== Problem statement ==
Write out the whole listing exactly as it stands.

-------- Record excerpts

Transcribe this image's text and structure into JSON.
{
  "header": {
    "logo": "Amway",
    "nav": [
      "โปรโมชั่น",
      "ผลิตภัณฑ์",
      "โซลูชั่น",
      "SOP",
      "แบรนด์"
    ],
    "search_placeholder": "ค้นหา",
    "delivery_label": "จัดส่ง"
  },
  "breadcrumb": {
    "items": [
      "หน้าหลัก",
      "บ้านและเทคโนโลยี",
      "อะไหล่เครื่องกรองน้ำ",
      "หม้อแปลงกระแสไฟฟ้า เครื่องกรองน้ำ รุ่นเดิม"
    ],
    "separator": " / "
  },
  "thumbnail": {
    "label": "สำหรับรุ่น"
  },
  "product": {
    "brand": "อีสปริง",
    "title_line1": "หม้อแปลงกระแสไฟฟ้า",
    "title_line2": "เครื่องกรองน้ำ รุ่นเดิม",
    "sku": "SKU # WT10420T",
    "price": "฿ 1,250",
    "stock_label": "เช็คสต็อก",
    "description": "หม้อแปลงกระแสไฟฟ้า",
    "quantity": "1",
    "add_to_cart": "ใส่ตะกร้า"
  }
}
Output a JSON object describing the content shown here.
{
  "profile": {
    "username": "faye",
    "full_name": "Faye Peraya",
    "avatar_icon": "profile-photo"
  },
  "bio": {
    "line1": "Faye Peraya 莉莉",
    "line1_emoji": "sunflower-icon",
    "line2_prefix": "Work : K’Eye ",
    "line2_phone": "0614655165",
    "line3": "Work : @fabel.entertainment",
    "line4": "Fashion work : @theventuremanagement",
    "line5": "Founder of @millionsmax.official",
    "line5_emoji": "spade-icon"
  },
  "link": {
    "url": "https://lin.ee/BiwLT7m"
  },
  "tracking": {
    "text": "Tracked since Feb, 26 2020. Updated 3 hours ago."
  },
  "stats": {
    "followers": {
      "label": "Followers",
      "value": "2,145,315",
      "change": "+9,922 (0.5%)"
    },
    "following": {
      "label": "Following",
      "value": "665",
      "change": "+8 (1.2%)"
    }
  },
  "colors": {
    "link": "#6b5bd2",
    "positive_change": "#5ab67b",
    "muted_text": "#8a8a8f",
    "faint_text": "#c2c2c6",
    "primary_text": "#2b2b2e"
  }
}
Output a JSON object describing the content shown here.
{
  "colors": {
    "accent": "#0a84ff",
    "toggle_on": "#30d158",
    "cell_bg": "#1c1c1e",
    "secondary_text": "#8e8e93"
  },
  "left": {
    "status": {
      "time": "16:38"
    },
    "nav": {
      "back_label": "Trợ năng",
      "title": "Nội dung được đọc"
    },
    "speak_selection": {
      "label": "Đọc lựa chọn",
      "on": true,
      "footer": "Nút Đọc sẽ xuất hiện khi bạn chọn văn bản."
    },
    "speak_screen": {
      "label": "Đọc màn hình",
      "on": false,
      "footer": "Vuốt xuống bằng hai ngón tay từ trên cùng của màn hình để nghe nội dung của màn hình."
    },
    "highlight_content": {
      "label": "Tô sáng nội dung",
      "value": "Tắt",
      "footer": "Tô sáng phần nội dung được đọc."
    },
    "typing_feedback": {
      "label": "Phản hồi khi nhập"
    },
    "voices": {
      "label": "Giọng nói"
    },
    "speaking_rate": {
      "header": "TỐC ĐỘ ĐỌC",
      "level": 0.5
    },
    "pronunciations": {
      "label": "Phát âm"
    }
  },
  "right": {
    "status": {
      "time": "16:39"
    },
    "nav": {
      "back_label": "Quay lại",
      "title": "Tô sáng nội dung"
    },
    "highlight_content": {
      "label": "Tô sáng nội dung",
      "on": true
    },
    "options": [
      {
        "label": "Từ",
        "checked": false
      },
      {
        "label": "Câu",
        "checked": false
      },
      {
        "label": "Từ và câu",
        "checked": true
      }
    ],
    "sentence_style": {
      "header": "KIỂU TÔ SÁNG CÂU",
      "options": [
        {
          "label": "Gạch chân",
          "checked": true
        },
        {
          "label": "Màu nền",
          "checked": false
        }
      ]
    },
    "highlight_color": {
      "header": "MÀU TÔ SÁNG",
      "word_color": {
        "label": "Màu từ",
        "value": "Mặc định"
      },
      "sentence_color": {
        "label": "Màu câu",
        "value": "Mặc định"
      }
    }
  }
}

----------------

== Written reply ==
Transcribe this image's text and structure into JSON.
{
  "header": {
    "logo": "Amway",
    "nav": [
      "โปรโมชั่น",
      "ผลิตภัณฑ์",
      "โซลูชั่น",
      "SOP",
      "แบรนด์"
    ],
    "search_placeholder": "ค้นหา",
    "delivery_label": "จัดส่ง"
  },
  "breadcrumb": {
    "items": [
      "หน้าหลัก",
      "บ้านและเทคโนโลยี",
      "อะไหล่เครื่องกรองน้ำ",
      "หม้อแปลงกระแสไฟฟ้า เครื่องกรองน้ำ รุ่นเดิม"
    ],
    "separator": " / "
  },
  "thumbnail": {
    "label": "สำหรับรุ่น"
  },
  "product": {
    "brand": "อีสปริง",
    "title_line1": "หม้อแปลงกระแสไฟฟ้า",
    "title_line2": "เครื่องกรองน้ำ รุ่นเดิม",
    "sku": "SKU # WT10420T",
    "price": "฿ 1,250",
    "stock_label": "เช็คสต็อก",
    "description": "หม้อแปลงกระแสไฟฟ้า",
    "quantity": "1",
    "add_to_cart": "ใส่ตะกร้า"
  }
}
Output a JSON object describing the content shown here.
{
  "profile": {
    "username": "faye",
    "full_name": "Faye Peraya",
    "avatar_icon": "profile-photo"
  },
  "bio": {
    "line1": "Faye Peraya 莉莉",
    "line1_emoji": "sunflower-icon",
    "line2_prefix": "Work : K’Eye ",
    "line2_phone": "0614655165",
    "line3": "Work : @fabel.entertainment",
    "line4": "Fashion work : @theventuremanagement",
    "line5": "Founder of @millionsmax.official",
    "line5_emoji": "spade-icon"
  },
  "link": {
    "url": "https://lin.ee/BiwLT7m"
  },
  "tracking": {
    "text": "Tracked since Feb, 26 2020. Updated 3 hours ago."
  },
  "stats": {
    "followers": {
      "label": "Followers",
      "value": "2,145,315",
      "change": "+9,922 (0.5%)"
    },
    "following": {
      "label": "Following",
      "value": "665",
      "change": "+8 (1.2%)"
    }
  },
  "colors": {
    "link": "#6b5bd2",
    "positive_change": "#5ab67b",
    "muted_text": "#8a8a8f",
    "faint_text": "#c2c2c6",
    "primary_text": "#2b2b2e"
  }
}
Output a JSON object describing the content shown here.
{
  "colors": {
    "accent": "#0a84ff",
    "toggle_on": "#30d158",
    "cell_bg": "#1c1c1e",
    "secondary_text": "#8e8e93"
  },
  "left": {
    "status": {
      "time": "16:38"
    },
    "nav": {
      "back_label": "Trợ năng",
      "title": "Nội dung được đọc"
    },
    "speak_selection": {
      "label": "Đọc lựa chọn",
      "on": true,
      "footer": "Nút Đọc sẽ xuất hiện khi bạn chọn văn bản."
    },
    "speak_screen": {
      "label": "Đọc màn hình",
      "on": false,
      "footer": "Vuốt xuống bằng hai ngón tay từ trên cùng của màn hình để nghe nội dung của màn hình."
    },
    "highlight_content": {
      "label": "Tô sáng nội dung",
      "value": "Tắt",
      "footer": "Tô sáng phần nội dung được đọc."
    },
    "typing_feedback": {
      "label": "Phản hồi khi nhập"
    },
    "voices": {
      "label": "Giọng nói"
    },
    "speaking_rate": {
      "header": "TỐC ĐỘ ĐỌC",
      "level": 0.5
    },
    "pronunciations": {
      "label": "Phát âm"
    }
  },
  "right": {
    "status": {
      "time": "16:39"
    },
    "nav": {
      "back_label": "Quay lại",
      "title": "Tô sáng nội dung"
    },
    "highlight_content": {
      "label": "Tô sáng nội dung",
      "on": true
    },
    "options": [
      {
        "label": "Từ",
        "checked": false
      },
      {
        "label": "Câu",
        "checked": false
      },
      {
        "label": "Từ và câu",
        "checked": true
      }
    ],
    "sentence_style": {
      "header": "KIỂU TÔ SÁNG CÂU",
      "options": [
        {
          "label": "Gạch chân",
          "checked": true
        },
        {
          "label": "Màu nền",
          "checked": false
        }
      ]
    },
    "highlight_color": {
      "header": "MÀU TÔ SÁNG",
      "word_color": {
        "label": "Màu từ",
        "value": "Mặc định"
      },
      "sentence_color": {
        "label": "Màu câu",
        "value": "Mặc định"
      }
    }
  }
}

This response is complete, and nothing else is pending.